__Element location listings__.

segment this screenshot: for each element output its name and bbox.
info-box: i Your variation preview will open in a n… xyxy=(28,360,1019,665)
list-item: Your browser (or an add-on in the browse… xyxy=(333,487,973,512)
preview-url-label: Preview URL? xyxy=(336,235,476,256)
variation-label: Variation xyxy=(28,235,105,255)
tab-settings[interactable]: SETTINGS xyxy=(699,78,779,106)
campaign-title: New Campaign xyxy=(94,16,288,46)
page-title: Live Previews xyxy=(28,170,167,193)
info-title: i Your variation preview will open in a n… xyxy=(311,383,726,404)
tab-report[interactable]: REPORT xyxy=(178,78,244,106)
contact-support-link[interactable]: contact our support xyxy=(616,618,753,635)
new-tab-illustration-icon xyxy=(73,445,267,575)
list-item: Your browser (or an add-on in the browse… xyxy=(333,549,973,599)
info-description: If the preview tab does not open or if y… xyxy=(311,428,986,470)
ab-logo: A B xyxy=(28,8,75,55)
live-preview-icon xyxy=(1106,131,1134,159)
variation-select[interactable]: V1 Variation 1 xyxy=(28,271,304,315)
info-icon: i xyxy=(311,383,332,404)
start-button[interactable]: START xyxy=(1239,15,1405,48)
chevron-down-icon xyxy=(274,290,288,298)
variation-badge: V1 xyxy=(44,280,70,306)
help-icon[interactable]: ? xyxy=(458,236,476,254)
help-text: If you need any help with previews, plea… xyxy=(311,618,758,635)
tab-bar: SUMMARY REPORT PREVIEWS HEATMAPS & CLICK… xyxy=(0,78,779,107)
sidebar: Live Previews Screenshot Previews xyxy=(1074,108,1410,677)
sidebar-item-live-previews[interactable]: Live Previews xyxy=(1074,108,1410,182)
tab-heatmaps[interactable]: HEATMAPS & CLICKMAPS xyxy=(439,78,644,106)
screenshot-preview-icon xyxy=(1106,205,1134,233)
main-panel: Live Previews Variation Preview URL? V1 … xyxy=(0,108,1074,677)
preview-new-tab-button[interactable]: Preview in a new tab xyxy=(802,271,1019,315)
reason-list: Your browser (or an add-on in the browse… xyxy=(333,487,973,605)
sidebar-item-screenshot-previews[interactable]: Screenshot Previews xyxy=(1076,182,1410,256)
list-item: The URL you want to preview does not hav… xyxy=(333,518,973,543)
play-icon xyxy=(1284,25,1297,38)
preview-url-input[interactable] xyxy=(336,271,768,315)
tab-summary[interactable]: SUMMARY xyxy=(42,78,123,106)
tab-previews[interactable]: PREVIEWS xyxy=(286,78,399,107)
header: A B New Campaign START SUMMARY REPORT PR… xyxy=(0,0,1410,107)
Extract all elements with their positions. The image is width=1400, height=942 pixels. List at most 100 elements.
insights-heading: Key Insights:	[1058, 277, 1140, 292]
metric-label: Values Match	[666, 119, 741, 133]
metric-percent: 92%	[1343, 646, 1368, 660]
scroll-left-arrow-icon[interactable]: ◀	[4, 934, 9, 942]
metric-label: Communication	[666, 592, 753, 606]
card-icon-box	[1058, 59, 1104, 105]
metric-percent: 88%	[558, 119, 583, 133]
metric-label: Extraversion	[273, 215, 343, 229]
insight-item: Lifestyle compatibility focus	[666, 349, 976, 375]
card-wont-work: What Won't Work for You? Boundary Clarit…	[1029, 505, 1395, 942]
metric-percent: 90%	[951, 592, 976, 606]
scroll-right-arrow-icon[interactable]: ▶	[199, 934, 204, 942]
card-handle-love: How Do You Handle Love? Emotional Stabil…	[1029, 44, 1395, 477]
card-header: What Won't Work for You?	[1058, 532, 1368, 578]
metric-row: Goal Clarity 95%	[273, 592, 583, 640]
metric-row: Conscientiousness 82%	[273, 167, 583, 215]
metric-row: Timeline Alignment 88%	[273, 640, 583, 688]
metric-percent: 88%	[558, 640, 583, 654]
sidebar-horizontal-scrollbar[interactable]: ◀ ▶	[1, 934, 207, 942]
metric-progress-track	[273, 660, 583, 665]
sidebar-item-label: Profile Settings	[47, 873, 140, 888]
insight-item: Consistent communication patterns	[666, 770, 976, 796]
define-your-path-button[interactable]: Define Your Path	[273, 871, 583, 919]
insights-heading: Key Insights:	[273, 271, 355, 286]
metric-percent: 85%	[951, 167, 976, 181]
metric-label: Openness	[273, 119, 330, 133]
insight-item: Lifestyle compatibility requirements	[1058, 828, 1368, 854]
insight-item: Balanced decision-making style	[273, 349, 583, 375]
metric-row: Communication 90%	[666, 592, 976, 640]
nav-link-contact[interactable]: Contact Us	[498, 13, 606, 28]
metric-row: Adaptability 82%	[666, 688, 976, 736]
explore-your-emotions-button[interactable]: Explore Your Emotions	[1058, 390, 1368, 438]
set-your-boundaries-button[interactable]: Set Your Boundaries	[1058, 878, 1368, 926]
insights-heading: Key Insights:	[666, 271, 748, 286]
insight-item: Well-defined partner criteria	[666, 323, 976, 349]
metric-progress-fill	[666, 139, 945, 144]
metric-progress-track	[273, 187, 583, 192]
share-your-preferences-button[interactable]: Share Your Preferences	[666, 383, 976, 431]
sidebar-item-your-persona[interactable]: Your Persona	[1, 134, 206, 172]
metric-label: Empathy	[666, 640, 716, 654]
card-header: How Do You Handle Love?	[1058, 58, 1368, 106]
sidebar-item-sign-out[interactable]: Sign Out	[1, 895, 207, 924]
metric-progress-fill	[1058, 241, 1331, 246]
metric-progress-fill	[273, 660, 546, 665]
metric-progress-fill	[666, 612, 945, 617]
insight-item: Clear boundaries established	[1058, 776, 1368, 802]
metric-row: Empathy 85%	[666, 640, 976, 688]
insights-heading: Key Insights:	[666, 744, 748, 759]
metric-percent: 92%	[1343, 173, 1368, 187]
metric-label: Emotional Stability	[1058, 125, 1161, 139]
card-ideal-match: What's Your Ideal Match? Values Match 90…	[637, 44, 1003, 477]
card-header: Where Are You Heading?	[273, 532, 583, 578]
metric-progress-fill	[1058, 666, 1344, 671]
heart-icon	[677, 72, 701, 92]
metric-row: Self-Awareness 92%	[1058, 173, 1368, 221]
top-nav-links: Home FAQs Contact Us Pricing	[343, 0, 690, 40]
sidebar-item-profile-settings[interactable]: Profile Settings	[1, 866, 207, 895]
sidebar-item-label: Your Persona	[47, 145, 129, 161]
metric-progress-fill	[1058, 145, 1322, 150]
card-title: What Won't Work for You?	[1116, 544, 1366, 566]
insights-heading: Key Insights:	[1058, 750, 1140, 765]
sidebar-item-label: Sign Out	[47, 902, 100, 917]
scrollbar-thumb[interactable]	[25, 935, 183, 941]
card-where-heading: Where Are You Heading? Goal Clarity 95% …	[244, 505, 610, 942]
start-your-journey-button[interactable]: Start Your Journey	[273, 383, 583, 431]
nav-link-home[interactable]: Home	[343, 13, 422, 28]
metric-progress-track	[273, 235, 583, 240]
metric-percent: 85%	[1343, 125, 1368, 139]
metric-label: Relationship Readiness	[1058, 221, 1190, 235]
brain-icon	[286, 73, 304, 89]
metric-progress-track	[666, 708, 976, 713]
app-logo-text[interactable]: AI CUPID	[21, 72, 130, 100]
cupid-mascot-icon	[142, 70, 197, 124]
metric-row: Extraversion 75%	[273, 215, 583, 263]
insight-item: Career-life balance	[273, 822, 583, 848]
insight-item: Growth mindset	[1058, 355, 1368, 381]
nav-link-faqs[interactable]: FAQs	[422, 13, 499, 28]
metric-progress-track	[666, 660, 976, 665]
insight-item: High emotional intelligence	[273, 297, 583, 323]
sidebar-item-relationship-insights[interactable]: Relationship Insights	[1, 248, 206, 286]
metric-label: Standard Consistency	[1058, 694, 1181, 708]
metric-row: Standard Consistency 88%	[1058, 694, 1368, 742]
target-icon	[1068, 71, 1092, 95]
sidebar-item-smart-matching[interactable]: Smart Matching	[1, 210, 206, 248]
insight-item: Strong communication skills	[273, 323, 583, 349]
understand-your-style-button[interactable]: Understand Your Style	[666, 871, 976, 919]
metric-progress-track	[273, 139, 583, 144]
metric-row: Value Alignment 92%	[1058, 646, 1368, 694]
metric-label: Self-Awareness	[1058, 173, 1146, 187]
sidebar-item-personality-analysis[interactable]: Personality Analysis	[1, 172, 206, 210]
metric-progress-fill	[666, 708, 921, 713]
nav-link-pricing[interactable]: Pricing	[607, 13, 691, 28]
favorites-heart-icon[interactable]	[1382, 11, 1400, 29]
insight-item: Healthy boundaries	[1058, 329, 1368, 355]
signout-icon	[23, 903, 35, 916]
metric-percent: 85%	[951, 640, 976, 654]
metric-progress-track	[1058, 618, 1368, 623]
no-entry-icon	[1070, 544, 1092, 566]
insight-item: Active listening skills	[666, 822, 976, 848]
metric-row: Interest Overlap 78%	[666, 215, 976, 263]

__WHAT THE TASK ASKS__.
Render the lines as a Markdown table, from the first line through the line containing "variation-label: Variation xyxy=(28,235,105,255)", with the columns No. and Line. Give each line a row number and leave out blank lines.

__TASK OUTPUT__.
| No. | Line |
|---|---|
| 1 | segment this screenshot: for each element output its name and bbox. |
| 2 | info-box: i Your variation preview will open in a n… xyxy=(28,360,1019,665) |
| 3 | list-item: Your browser (or an add-on in the browse… xyxy=(333,487,973,512) |
| 4 | preview-url-label: Preview URL? xyxy=(336,235,476,256) |
| 5 | variation-label: Variation xyxy=(28,235,105,255) |